Exercise brief =>
Exclude any images and output the remaining records exactly.

=== Material shown ===

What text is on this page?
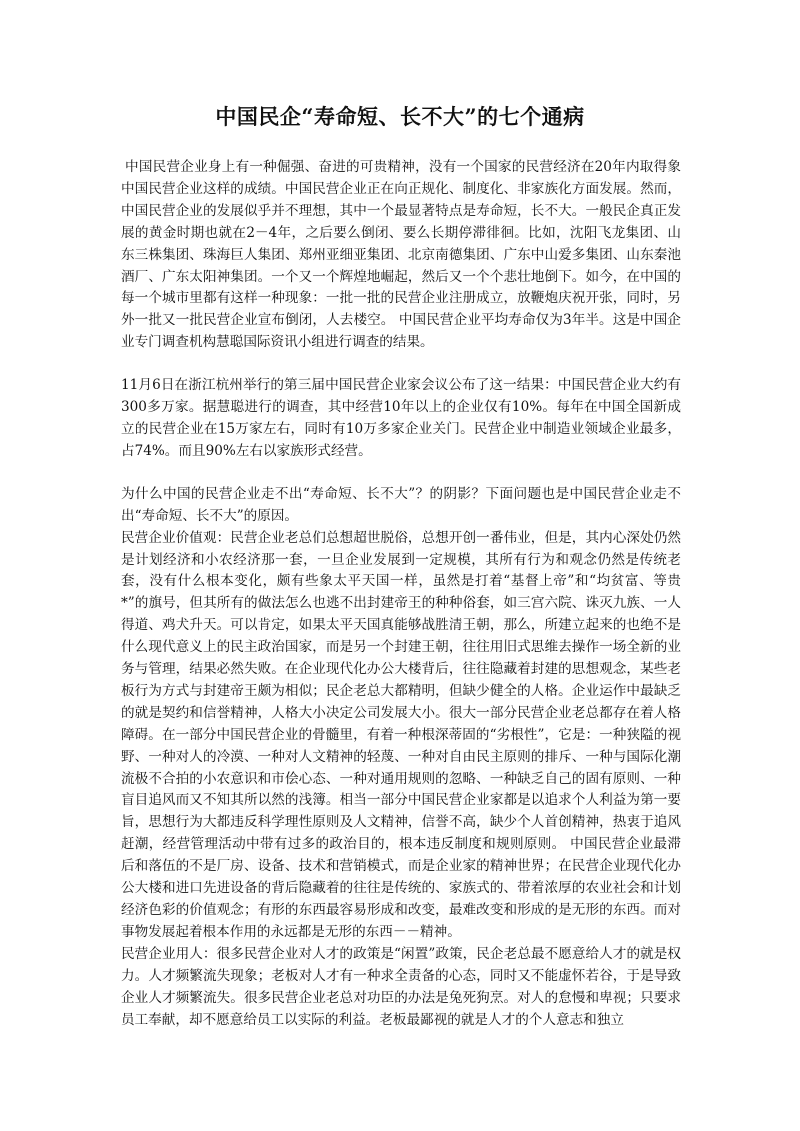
中国民企“寿命短、长不大”的七个通病

中国民营企业身上有一种倔强、奋进的可贵精神，没有一个国家的民营经济在20年内取得象中国民营企业这样的成绩。中国民营企业正在向正规化、制度化、非家族化方面发展。然而，中国民营企业的发展似乎并不理想，其中一个最显著特点是寿命短，长不大。一般民企真正发展的黄金时期也就在2－4年，之后要么倒闭、要么长期停滞徘徊。比如，沈阳飞龙集团、山东三株集团、珠海巨人集团、郑州亚细亚集团、北京南德集团、广东中山爱多集团、山东秦池酒厂、广东太阳神集团。一个又一个辉煌地崛起，然后又一个个悲壮地倒下。如今，在中国的每一个城市里都有这样一种现象：一批一批的民营企业注册成立，放鞭炮庆祝开张，同时，另外一批又一批民营企业宣布倒闭，人去楼空。 中国民营企业平均寿命仅为3年半。这是中国企业专门调查机构慧聪国际资讯小组进行调查的结果。

11月6日在浙江杭州举行的第三届中国民营企业家会议公布了这一结果：中国民营企业大约有300多万家。据慧聪进行的调查，其中经营10年以上的企业仅有10%。每年在中国全国新成立的民营企业在15万家左右，同时有10万多家企业关门。民营企业中制造业领域企业最多，占74%。而且90%左右以家族形式经营。

为什么中国的民营企业走不出“寿命短、长不大”？的阴影？下面问题也是中国民营企业走不出“寿命短、长不大”的原因。

民营企业价值观：民营企业老总们总想超世脱俗，总想开创一番伟业，但是，其内心深处仍然是计划经济和小农经济那一套，一旦企业发展到一定规模，其所有行为和观念仍然是传统老套，没有什么根本变化，颇有些象太平天国一样，虽然是打着“基督上帝”和“均贫富、等贵*”的旗号，但其所有的做法怎么也逃不出封建帝王的种种俗套，如三宫六院、诛灭九族、一人得道、鸡犬升天。可以肯定，如果太平天国真能够战胜清王朝，那么，所建立起来的也绝不是什么现代意义上的民主政治国家，而是另一个封建王朝，往往用旧式思维去操作一场全新的业务与管理，结果必然失败。在企业现代化办公大楼背后，往往隐藏着封建的思想观念，某些老板行为方式与封建帝王颇为相似；民企老总大都精明，但缺少健全的人格。企业运作中最缺乏的就是契约和信誉精神，人格大小决定公司发展大小。很大一部分民营企业老总都存在着人格障碍。在一部分中国民营企业的骨髓里，有着一种根深蒂固的“劣根性”，它是：一种狭隘的视野、一种对人的冷漠、一种对人文精神的轻蔑、一种对自由民主原则的排斥、一种与国际化潮流极不合拍的小农意识和市侩心态、一种对通用规则的忽略、一种缺乏自己的固有原则、一种盲目追风而又不知其所以然的浅簿。相当一部分中国民营企业家都是以追求个人利益为第一要旨，思想行为大都违反科学理性原则及人文精神，信誉不高，缺少个人首创精神，热衷于追风赶潮，经营管理活动中带有过多的政治目的，根本违反制度和规则原则。 中国民营企业最滞后和落伍的不是厂房、设备、技术和营销模式，而是企业家的精神世界；在民营企业现代化办公大楼和进口先进设备的背后隐藏着的往往是传统的、家族式的、带着浓厚的农业社会和计划经济色彩的价值观念；有形的东西最容易形成和改变，最难改变和形成的是无形的东西。而对事物发展起着根本作用的永远都是无形的东西－－精神。

民营企业用人：很多民营企业对人才的政策是“闲置”政策，民企老总最不愿意给人才的就是权力。人才频繁流失现象；老板对人才有一种求全责备的心态，同时又不能虚怀若谷，于是导致企业人才频繁流失。很多民营企业老总对功臣的办法是兔死狗烹。对人的怠慢和卑视；只要求员工奉献，却不愿意给员工以实际的利益。老板最鄙视的就是人才的个人意志和独立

===

Response for this exercise =>
What text is on this page?
中国民企“寿命短、长不大”的七个通病

中国民营企业身上有一种倔强、奋进的可贵精神，没有一个国家的民营经济在20年内取得象中国民营企业这样的成绩。中国民营企业正在向正规化、制度化、非家族化方面发展。然而，中国民营企业的发展似乎并不理想，其中一个最显著特点是寿命短，长不大。一般民企真正发展的黄金时期也就在2－4年，之后要么倒闭、要么长期停滞徘徊。比如，沈阳飞龙集团、山东三株集团、珠海巨人集团、郑州亚细亚集团、北京南德集团、广东中山爱多集团、山东秦池酒厂、广东太阳神集团。一个又一个辉煌地崛起，然后又一个个悲壮地倒下。如今，在中国的每一个城市里都有这样一种现象：一批一批的民营企业注册成立，放鞭炮庆祝开张，同时，另外一批又一批民营企业宣布倒闭，人去楼空。 中国民营企业平均寿命仅为3年半。这是中国企业专门调查机构慧聪国际资讯小组进行调查的结果。

11月6日在浙江杭州举行的第三届中国民营企业家会议公布了这一结果：中国民营企业大约有300多万家。据慧聪进行的调查，其中经营10年以上的企业仅有10%。每年在中国全国新成立的民营企业在15万家左右，同时有10万多家企业关门。民营企业中制造业领域企业最多，占74%。而且90%左右以家族形式经营。

为什么中国的民营企业走不出“寿命短、长不大”？的阴影？下面问题也是中国民营企业走不出“寿命短、长不大”的原因。

民营企业价值观：民营企业老总们总想超世脱俗，总想开创一番伟业，但是，其内心深处仍然是计划经济和小农经济那一套，一旦企业发展到一定规模，其所有行为和观念仍然是传统老套，没有什么根本变化，颇有些象太平天国一样，虽然是打着“基督上帝”和“均贫富、等贵*”的旗号，但其所有的做法怎么也逃不出封建帝王的种种俗套，如三宫六院、诛灭九族、一人得道、鸡犬升天。可以肯定，如果太平天国真能够战胜清王朝，那么，所建立起来的也绝不是什么现代意义上的民主政治国家，而是另一个封建王朝，往往用旧式思维去操作一场全新的业务与管理，结果必然失败。在企业现代化办公大楼背后，往往隐藏着封建的思想观念，某些老板行为方式与封建帝王颇为相似；民企老总大都精明，但缺少健全的人格。企业运作中最缺乏的就是契约和信誉精神，人格大小决定公司发展大小。很大一部分民营企业老总都存在着人格障碍。在一部分中国民营企业的骨髓里，有着一种根深蒂固的“劣根性”，它是：一种狭隘的视野、一种对人的冷漠、一种对人文精神的轻蔑、一种对自由民主原则的排斥、一种与国际化潮流极不合拍的小农意识和市侩心态、一种对通用规则的忽略、一种缺乏自己的固有原则、一种盲目追风而又不知其所以然的浅簿。相当一部分中国民营企业家都是以追求个人利益为第一要旨，思想行为大都违反科学理性原则及人文精神，信誉不高，缺少个人首创精神，热衷于追风赶潮，经营管理活动中带有过多的政治目的，根本违反制度和规则原则。 中国民营企业最滞后和落伍的不是厂房、设备、技术和营销模式，而是企业家的精神世界；在民营企业现代化办公大楼和进口先进设备的背后隐藏着的往往是传统的、家族式的、带着浓厚的农业社会和计划经济色彩的价值观念；有形的东西最容易形成和改变，最难改变和形成的是无形的东西。而对事物发展起着根本作用的永远都是无形的东西－－精神。

民营企业用人：很多民营企业对人才的政策是“闲置”政策，民企老总最不愿意给人才的就是权力。人才频繁流失现象；老板对人才有一种求全责备的心态，同时又不能虚怀若谷，于是导致企业人才频繁流失。很多民营企业老总对功臣的办法是兔死狗烹。对人的怠慢和卑视；只要求员工奉献，却不愿意给员工以实际的利益。老板最鄙视的就是人才的个人意志和独立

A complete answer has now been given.